* **Aim**
Copy out all the lines where "Chem" shows up.

* **Excerpted records**
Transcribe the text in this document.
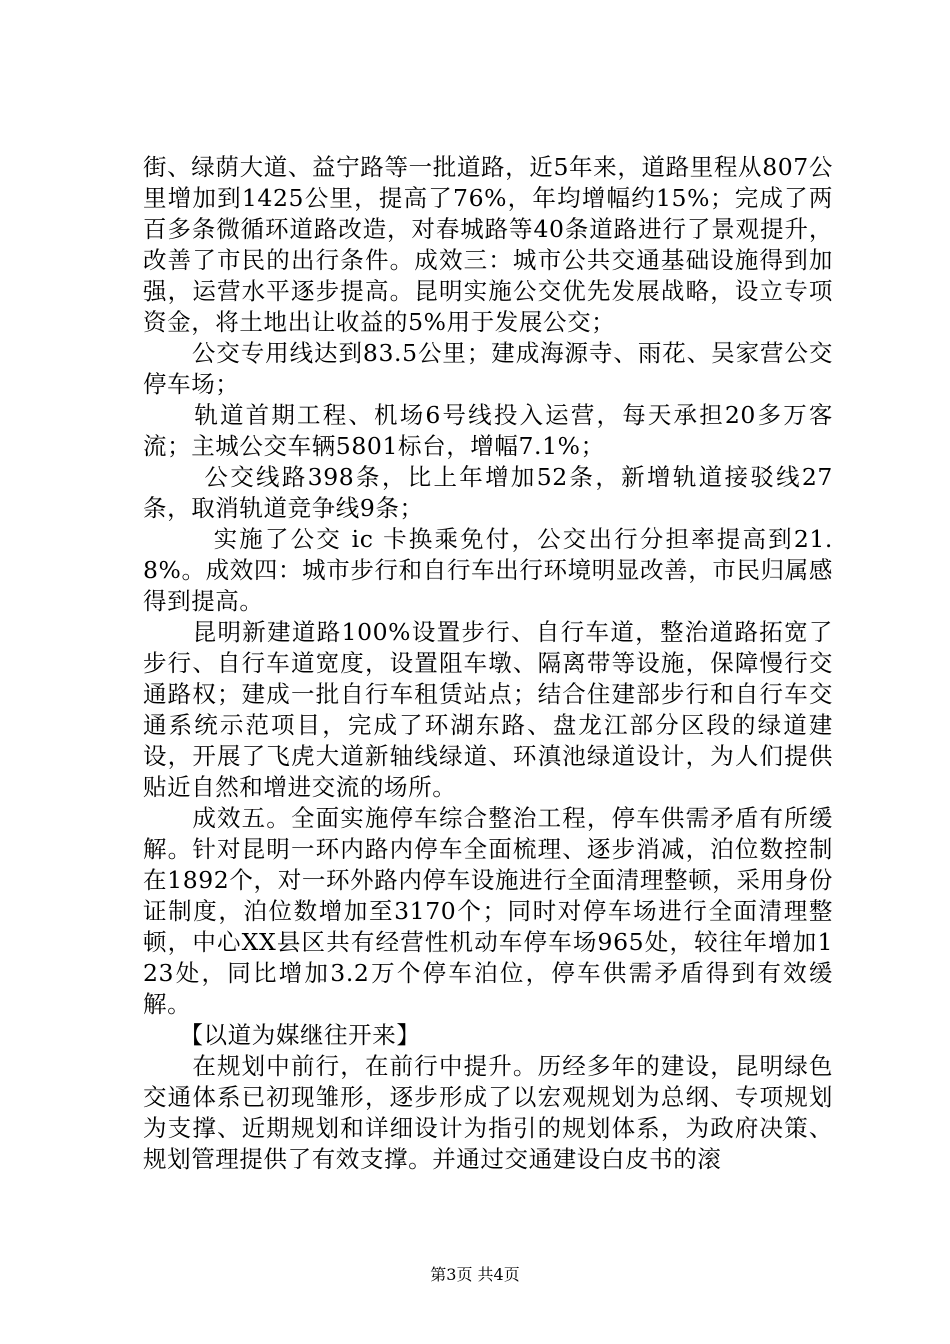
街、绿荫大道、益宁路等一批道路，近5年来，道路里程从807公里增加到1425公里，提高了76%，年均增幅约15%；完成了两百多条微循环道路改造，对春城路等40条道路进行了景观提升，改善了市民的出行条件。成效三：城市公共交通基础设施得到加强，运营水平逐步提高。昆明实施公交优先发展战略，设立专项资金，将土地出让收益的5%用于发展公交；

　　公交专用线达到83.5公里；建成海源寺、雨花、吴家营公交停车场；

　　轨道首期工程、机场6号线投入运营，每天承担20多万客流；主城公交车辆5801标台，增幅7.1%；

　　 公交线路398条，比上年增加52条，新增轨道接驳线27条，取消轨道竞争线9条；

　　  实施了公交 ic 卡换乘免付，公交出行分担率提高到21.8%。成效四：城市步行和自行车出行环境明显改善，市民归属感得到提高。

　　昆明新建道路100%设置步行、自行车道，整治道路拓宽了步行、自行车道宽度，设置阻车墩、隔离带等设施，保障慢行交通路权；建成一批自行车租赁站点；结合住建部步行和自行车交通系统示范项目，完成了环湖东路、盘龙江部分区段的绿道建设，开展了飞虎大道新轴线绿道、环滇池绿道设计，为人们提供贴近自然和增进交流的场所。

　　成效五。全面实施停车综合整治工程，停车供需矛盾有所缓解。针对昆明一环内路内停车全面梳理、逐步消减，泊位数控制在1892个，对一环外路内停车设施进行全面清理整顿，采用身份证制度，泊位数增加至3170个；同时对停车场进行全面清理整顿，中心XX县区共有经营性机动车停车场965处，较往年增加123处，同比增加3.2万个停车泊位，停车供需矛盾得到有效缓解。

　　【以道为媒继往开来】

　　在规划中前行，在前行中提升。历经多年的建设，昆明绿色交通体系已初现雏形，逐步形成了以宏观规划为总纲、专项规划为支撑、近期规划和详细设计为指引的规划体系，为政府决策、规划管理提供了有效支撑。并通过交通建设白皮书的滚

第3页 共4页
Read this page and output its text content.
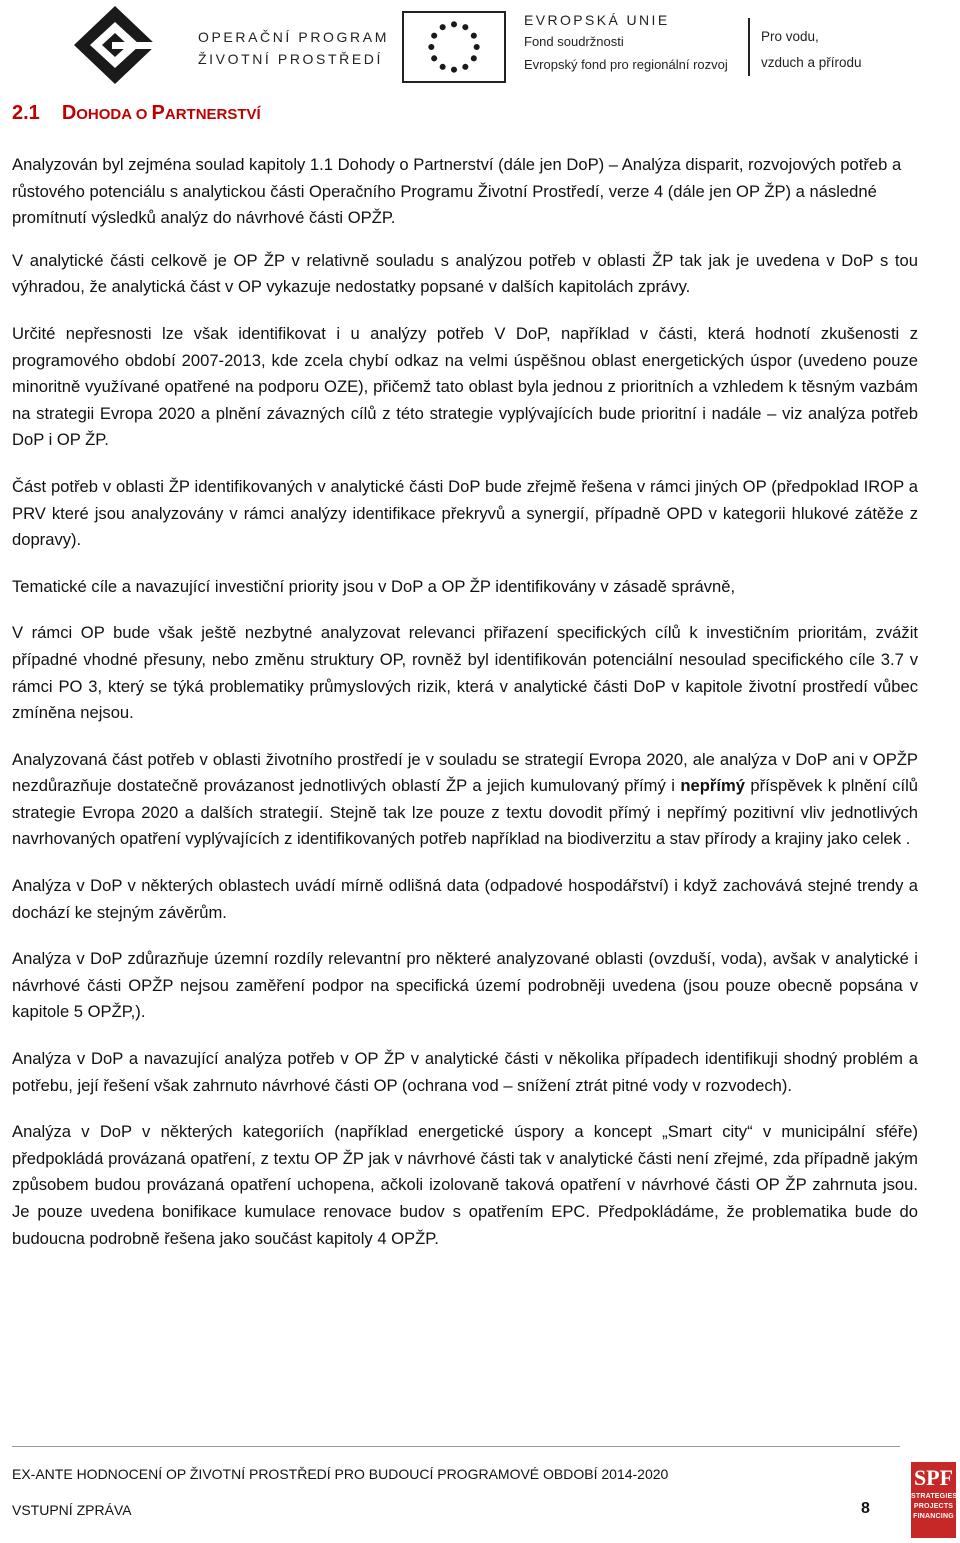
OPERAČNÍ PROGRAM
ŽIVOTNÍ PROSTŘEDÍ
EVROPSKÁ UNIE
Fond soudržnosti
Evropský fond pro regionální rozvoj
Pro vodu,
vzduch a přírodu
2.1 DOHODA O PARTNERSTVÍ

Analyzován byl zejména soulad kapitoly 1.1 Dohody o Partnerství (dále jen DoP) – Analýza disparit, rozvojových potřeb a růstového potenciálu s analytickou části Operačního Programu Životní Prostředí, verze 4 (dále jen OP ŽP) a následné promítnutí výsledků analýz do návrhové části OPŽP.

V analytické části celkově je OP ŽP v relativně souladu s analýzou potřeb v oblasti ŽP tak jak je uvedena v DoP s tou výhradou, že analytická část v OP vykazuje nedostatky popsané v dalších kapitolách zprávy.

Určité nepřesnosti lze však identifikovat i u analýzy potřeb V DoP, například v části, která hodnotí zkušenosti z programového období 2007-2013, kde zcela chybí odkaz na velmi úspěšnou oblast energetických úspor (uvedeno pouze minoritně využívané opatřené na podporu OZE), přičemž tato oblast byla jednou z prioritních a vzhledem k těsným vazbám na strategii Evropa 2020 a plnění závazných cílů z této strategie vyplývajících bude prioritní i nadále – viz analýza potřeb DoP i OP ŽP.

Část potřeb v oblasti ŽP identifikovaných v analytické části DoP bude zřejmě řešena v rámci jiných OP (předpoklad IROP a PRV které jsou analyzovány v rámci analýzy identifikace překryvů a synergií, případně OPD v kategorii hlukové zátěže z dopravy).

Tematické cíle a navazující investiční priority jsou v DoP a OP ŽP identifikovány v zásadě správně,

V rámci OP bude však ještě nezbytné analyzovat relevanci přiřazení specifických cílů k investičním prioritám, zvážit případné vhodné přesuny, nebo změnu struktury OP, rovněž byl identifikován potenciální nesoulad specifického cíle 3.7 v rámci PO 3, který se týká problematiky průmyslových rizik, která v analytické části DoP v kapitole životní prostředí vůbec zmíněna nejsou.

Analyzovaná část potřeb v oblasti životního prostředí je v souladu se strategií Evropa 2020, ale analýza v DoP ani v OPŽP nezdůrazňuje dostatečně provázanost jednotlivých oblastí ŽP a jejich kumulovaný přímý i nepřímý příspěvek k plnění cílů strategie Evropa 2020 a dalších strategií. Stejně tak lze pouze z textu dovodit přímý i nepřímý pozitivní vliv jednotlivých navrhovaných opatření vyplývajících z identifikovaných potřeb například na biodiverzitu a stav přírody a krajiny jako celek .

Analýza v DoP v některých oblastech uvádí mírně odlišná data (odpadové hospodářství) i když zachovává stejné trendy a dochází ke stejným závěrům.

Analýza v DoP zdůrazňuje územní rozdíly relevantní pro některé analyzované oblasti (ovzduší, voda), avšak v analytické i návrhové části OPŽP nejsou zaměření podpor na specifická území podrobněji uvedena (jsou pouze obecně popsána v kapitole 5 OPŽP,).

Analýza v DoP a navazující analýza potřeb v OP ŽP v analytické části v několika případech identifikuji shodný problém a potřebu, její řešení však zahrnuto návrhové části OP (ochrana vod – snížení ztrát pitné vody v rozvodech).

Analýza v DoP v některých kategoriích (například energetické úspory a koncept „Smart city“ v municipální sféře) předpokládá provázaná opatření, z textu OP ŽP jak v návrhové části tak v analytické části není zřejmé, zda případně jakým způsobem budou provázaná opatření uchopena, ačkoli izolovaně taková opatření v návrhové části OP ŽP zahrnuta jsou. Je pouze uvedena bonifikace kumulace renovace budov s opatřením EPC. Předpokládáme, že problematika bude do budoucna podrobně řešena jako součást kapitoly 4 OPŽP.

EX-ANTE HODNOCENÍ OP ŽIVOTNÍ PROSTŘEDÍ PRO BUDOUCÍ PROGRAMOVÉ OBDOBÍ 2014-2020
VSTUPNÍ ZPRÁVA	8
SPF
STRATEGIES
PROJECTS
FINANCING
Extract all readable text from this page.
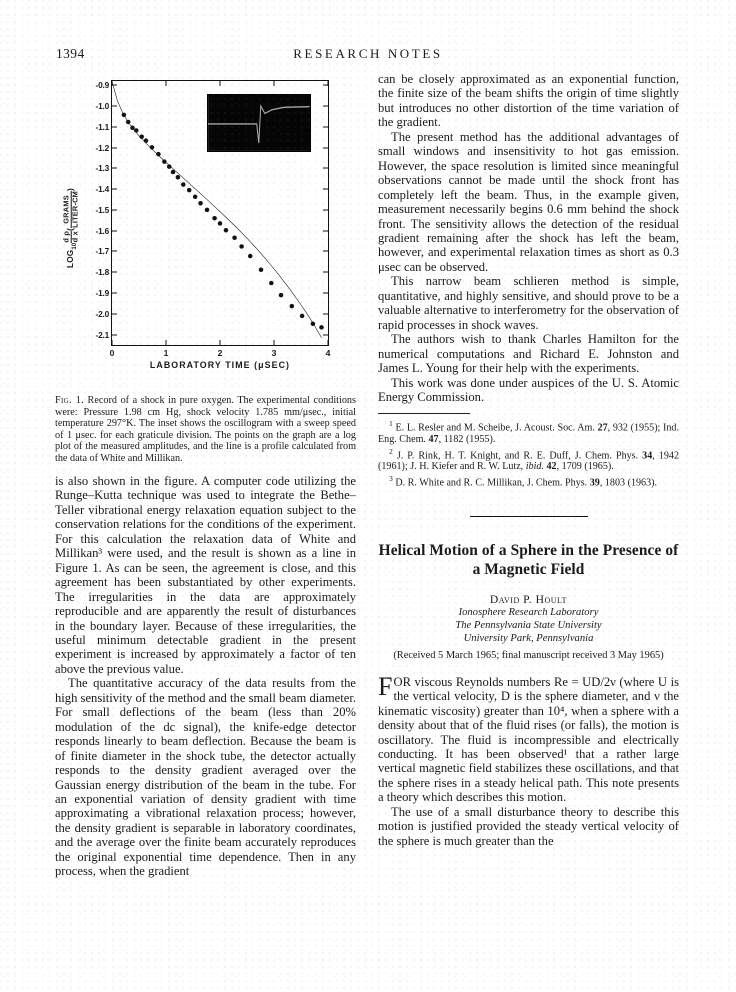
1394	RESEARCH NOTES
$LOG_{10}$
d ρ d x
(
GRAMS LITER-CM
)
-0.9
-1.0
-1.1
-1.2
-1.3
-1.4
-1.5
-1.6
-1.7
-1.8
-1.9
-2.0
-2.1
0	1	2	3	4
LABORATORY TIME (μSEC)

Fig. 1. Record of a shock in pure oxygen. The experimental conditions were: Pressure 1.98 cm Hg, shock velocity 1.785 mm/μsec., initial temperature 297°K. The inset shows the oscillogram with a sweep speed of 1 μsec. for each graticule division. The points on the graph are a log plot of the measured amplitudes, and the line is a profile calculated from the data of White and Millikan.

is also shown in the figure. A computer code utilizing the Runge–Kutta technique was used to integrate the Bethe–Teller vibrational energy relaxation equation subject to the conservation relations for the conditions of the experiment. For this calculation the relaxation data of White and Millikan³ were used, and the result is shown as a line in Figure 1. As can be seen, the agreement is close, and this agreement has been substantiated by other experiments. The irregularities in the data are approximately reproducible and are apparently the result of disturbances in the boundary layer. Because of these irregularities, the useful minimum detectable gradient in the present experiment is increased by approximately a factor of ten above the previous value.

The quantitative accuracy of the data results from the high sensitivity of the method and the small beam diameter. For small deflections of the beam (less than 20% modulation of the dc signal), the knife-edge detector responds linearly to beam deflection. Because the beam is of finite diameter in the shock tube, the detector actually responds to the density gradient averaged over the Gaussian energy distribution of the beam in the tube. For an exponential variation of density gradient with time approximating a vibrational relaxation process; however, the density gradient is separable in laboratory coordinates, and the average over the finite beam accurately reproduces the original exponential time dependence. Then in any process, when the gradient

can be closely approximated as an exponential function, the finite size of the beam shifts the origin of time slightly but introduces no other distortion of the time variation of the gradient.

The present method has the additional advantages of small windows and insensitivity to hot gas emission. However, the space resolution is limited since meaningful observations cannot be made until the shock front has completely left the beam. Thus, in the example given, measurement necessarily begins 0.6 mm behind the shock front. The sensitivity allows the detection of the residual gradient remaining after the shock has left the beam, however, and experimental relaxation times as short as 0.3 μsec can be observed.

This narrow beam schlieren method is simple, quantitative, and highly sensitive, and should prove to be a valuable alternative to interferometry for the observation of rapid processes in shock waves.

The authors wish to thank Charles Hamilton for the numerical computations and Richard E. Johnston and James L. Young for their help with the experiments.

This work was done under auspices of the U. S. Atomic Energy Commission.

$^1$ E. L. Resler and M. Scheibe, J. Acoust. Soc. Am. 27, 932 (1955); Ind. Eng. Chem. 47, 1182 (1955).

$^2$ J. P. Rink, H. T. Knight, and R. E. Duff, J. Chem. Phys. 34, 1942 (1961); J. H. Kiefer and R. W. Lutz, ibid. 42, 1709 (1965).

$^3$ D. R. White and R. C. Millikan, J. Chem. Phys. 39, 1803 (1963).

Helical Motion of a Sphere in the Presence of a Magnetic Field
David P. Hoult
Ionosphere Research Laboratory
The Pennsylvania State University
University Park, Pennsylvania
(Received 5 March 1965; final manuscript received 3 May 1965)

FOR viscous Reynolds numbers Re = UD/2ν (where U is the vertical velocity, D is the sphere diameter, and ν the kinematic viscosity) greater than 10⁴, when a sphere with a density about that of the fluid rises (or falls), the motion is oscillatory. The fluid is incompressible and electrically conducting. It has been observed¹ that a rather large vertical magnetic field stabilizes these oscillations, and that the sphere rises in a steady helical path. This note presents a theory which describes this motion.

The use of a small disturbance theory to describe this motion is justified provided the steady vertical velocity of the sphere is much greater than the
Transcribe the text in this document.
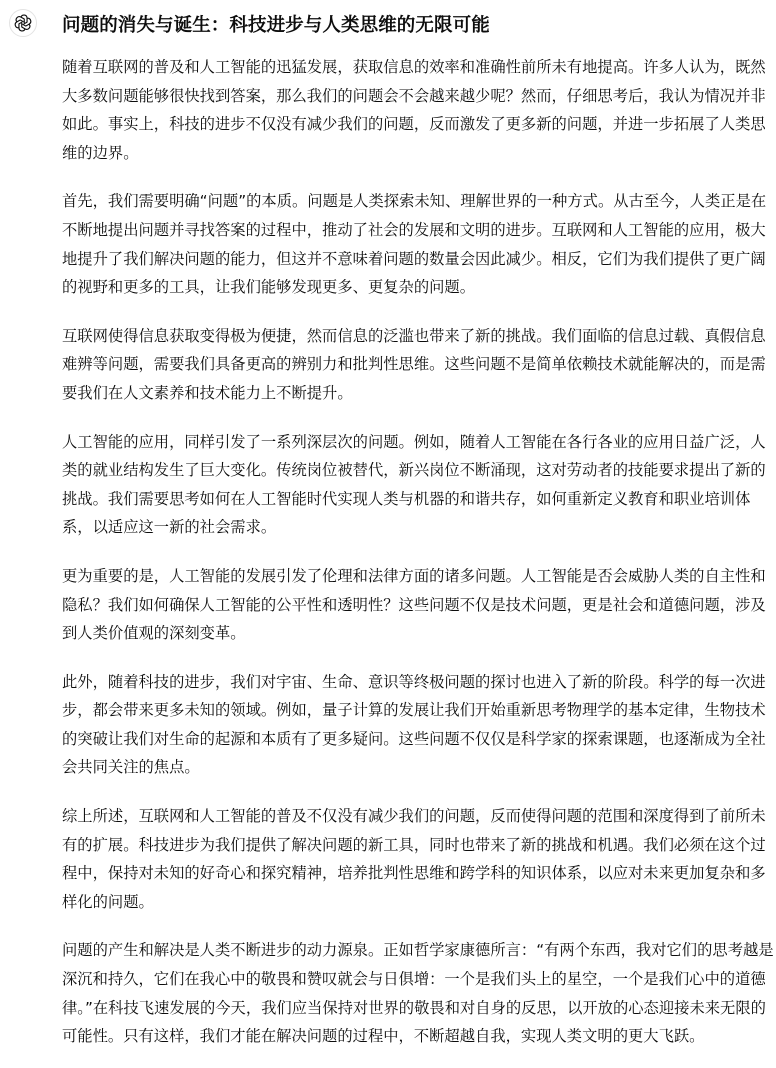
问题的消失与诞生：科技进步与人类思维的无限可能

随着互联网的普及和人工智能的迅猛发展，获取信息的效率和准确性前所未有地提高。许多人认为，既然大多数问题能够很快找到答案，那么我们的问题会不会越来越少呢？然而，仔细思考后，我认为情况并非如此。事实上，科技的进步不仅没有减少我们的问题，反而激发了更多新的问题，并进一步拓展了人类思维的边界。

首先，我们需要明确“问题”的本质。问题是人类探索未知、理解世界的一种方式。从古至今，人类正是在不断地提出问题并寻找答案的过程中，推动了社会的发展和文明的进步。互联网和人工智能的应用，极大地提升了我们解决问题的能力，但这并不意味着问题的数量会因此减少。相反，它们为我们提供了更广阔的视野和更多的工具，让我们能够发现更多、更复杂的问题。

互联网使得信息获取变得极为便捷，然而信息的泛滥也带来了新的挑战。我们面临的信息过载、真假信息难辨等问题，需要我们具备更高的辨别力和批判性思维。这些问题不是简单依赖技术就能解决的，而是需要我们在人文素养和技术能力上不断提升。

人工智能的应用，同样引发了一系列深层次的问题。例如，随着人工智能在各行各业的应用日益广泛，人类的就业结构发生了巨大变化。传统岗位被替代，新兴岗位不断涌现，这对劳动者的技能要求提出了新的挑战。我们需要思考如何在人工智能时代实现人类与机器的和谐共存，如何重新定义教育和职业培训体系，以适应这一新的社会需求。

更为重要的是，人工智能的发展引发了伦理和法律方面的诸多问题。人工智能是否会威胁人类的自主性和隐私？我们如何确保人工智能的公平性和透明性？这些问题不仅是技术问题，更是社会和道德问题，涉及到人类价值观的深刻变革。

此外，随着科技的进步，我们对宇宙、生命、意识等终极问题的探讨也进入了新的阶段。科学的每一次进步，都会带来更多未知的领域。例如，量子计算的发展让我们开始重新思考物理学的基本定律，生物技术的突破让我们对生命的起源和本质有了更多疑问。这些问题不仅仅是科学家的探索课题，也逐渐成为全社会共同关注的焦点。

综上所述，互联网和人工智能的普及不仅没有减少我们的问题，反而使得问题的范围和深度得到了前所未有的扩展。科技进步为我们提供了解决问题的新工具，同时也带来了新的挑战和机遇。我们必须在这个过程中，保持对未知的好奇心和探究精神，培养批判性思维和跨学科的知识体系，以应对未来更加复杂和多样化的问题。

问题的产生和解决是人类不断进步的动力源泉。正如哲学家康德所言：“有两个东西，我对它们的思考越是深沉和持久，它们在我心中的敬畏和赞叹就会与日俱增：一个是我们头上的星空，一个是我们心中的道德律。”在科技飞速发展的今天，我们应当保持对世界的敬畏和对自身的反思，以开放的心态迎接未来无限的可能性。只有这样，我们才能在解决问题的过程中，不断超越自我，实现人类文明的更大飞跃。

* **Answer to this task**
$^1$ E. L. Resler and M. Scheibe, J. Acoust. Soc. Am. 27, 932 (1955); Ind. Eng. Chem. 47, 1182 (1955).
$^2$ J. P. Rink, H. T. Knight, and R. E. Duff, J. Chem. Phys. 34, 1942 (1961); J. H. Kiefer and R. W. Lutz, ibid. 42, 1709 (1965).
$^3$ D. R. White and R. C. Millikan, J. Chem. Phys. 39, 1803 (1963).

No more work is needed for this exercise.